▶ _SHORT TASK_
Take the part of the data that opens with the line containing "613, 106, 631]" and closes with the line containing "2, 400, 79]", rename "Raise to wake" to "Lift to wake", and give those lines back with nothing else changed.

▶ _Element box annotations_
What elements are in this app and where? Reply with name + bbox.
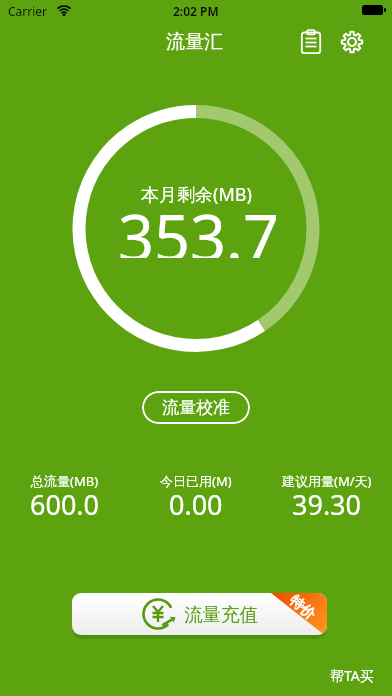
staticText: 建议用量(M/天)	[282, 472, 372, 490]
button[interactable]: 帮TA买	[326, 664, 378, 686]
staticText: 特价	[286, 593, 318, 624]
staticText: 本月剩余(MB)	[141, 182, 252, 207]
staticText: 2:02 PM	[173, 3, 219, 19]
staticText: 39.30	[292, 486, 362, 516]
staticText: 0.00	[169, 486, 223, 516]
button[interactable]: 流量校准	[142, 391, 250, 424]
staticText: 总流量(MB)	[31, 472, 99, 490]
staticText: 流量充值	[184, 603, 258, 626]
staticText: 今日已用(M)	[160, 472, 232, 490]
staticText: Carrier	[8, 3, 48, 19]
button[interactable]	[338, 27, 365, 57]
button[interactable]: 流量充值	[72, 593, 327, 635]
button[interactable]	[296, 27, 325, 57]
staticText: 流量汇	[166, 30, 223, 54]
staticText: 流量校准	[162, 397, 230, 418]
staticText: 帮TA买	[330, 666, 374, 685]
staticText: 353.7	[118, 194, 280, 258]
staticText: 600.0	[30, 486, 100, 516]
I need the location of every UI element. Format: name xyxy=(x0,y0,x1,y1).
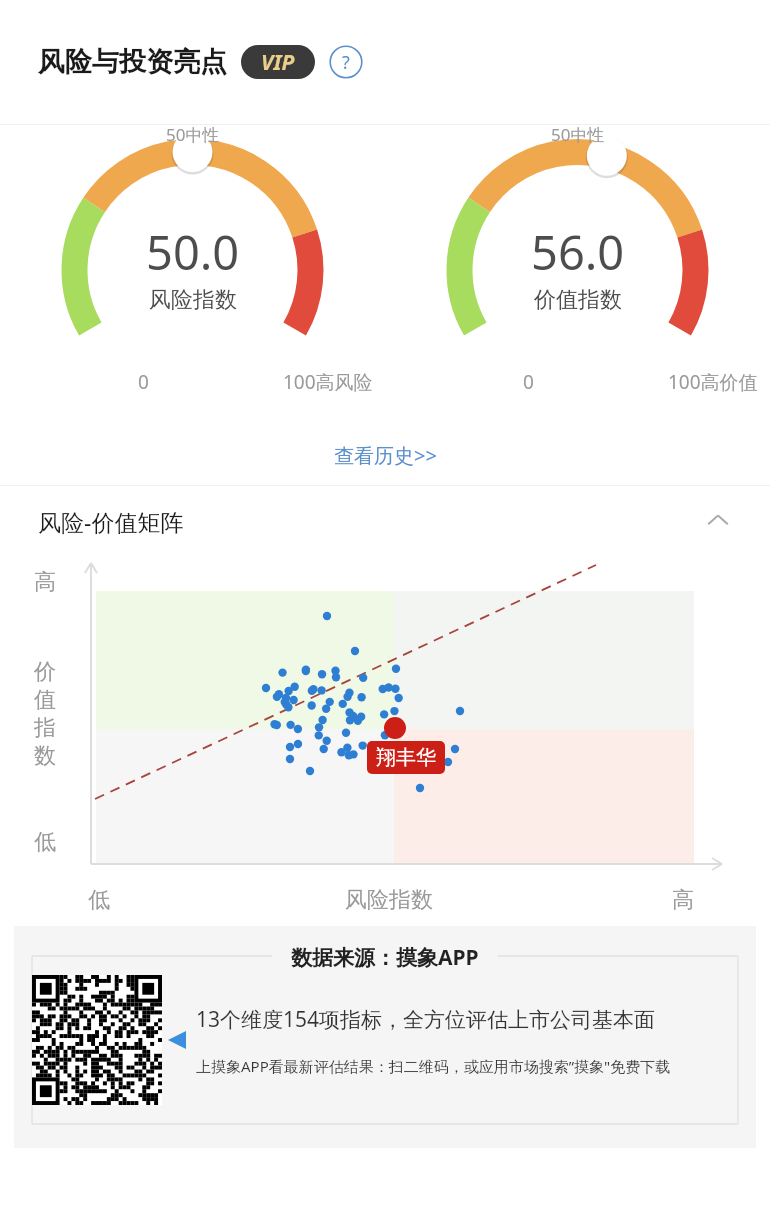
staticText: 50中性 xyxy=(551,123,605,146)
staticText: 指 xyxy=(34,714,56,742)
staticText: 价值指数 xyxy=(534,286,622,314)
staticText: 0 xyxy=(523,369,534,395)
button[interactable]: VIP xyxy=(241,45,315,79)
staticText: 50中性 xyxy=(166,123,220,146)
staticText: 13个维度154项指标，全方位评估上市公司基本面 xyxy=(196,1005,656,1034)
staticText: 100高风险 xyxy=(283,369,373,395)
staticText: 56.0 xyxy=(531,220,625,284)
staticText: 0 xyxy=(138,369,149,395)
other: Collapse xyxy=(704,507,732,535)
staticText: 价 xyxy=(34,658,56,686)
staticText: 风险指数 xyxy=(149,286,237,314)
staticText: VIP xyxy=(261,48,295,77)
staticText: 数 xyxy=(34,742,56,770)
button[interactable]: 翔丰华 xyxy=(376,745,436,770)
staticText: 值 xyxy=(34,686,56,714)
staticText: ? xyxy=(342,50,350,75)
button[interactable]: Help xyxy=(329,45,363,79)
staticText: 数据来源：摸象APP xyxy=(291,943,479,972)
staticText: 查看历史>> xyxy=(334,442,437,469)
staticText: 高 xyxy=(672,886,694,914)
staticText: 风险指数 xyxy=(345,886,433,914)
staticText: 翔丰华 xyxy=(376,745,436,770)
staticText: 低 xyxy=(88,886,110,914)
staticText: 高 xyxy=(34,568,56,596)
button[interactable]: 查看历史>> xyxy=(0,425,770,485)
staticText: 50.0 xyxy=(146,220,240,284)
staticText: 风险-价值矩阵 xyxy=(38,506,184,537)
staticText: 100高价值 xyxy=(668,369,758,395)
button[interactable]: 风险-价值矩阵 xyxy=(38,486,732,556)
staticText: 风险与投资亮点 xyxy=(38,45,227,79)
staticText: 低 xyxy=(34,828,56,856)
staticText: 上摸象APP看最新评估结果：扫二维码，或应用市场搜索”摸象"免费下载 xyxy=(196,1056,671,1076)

* * *

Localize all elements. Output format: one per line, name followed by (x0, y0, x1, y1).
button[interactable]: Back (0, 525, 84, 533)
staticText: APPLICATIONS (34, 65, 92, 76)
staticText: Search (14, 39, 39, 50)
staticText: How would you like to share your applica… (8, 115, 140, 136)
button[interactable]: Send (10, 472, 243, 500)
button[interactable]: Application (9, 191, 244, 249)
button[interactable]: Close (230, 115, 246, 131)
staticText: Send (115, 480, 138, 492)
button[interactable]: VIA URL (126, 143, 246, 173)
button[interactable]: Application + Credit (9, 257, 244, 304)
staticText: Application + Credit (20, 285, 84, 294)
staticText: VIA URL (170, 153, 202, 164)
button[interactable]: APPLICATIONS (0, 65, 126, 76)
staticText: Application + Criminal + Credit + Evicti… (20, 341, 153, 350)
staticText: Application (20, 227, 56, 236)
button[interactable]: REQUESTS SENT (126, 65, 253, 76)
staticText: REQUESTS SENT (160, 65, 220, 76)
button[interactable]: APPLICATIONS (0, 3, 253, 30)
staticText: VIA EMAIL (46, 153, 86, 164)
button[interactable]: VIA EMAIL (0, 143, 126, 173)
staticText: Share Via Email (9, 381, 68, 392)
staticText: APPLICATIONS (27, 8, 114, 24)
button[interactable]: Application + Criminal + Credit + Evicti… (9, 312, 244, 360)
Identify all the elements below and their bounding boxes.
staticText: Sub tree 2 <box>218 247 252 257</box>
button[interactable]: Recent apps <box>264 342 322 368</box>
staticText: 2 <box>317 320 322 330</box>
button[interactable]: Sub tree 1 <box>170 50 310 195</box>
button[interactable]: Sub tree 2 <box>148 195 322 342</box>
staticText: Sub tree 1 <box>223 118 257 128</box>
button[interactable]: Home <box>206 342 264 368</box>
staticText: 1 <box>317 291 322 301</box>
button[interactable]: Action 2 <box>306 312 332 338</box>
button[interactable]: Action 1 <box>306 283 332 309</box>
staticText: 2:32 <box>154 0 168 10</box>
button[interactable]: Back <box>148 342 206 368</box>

==

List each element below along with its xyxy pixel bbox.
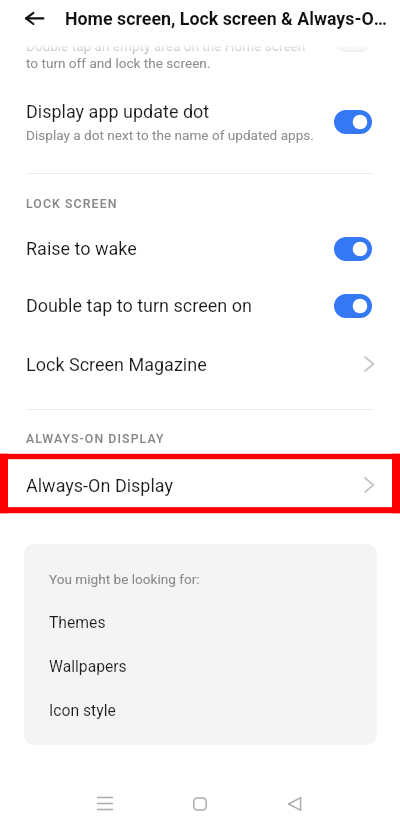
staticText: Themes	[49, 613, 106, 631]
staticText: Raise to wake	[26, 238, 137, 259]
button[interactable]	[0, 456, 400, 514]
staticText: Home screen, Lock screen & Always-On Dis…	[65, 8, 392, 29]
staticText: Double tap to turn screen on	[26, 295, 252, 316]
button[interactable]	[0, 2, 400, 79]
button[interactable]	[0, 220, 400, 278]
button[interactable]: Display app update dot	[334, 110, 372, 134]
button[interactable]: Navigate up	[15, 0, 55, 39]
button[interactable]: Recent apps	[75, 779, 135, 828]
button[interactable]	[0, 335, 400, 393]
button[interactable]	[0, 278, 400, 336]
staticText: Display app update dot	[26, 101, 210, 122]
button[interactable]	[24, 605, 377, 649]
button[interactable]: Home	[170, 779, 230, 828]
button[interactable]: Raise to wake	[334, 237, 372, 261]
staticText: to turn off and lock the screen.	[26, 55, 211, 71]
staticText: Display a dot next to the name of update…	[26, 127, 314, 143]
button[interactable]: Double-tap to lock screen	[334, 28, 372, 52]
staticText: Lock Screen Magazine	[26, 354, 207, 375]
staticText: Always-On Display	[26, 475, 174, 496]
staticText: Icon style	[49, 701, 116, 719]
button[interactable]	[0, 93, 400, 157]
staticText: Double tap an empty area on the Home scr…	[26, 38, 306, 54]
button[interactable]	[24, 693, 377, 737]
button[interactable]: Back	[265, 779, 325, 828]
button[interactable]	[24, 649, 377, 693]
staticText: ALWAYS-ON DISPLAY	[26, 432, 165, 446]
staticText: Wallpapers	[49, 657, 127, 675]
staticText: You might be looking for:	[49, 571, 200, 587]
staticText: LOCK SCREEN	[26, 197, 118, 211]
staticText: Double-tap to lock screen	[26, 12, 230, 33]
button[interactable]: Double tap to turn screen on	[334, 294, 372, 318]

▶ _RESULT OF THIS EXERCISE_
staticText: Themes	[49, 613, 106, 631]
staticText: Lift to wake	[26, 238, 137, 259]
button[interactable]	[0, 456, 400, 514]
staticText: Home screen, Lock screen & Always-On Dis…	[65, 8, 392, 29]
staticText: Double tap to turn screen on	[26, 295, 252, 316]
button[interactable]	[0, 2, 400, 79]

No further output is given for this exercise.